Write the listing below out again exactly, dropping the images.

::::::::

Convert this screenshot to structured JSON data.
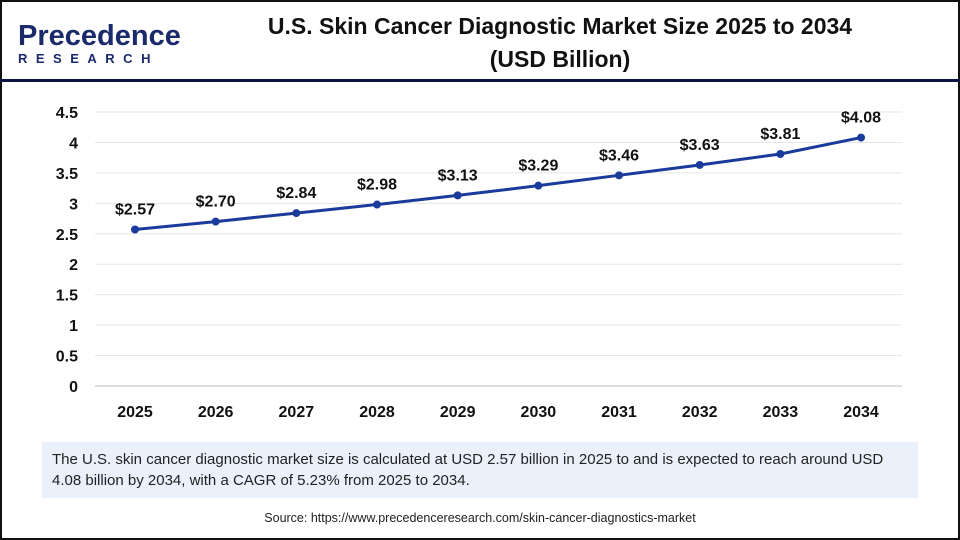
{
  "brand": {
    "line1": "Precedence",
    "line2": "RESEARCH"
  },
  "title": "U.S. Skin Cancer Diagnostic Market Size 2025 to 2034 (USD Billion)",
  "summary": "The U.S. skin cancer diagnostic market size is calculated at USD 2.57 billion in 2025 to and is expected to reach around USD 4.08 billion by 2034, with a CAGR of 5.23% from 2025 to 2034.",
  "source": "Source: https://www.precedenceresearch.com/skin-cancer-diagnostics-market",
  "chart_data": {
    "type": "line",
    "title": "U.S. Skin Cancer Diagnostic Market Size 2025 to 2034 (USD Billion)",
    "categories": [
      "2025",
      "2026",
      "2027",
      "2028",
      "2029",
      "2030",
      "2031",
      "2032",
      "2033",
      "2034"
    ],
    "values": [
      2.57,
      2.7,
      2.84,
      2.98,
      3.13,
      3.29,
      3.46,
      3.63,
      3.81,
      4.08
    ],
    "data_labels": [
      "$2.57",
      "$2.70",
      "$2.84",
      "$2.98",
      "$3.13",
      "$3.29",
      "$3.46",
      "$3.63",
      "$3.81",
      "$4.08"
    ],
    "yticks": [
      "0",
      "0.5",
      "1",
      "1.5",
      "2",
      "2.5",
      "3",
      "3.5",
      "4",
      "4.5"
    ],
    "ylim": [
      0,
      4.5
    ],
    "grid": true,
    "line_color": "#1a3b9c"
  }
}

::::::::

Task answer:
Convert this screenshot to structured JSON data.
{
  "brand": {
    "line1": "Precedence",
    "line2": "RESEARCH"
  },
  "title": "U.S. Skin Cancer Diagnostic Market Size 2025 to 2034 (USD Billion)",
  "summary": "The U.S. skin cancer diagnostic market size is calculated at USD 2.57 billion in 2025 to and is expected to reach around USD 4.08 billion by 2034, with a CAGR of 5.23% from 2025 to 2034.",
  "source": "Source: https://www.precedenceresearch.com/skin-cancer-diagnostics-market",
  "chart_data": {
    "type": "line",
    "title": "U.S. Skin Cancer Diagnostic Market Size 2025 to 2034 (USD Billion)",
    "categories": [
      "2025",
      "2026",
      "2027",
      "2028",
      "2029",
      "2030",
      "2031",
      "2032",
      "2033",
      "2034"
    ],
    "values": [
      2.57,
      2.7,
      2.84,
      2.98,
      3.13,
      3.29,
      3.46,
      3.63,
      3.81,
      4.08
    ],
    "data_labels": [
      "$2.57",
      "$2.70",
      "$2.84",
      "$2.98",
      "$3.13",
      "$3.29",
      "$3.46",
      "$3.63",
      "$3.81",
      "$4.08"
    ],
    "yticks": [
      "0",
      "0.5",
      "1",
      "1.5",
      "2",
      "2.5",
      "3",
      "3.5",
      "4",
      "4.5"
    ],
    "ylim": [
      0,
      4.5
    ],
    "grid": true,
    "line_color": "#1a3b9c"
  }
}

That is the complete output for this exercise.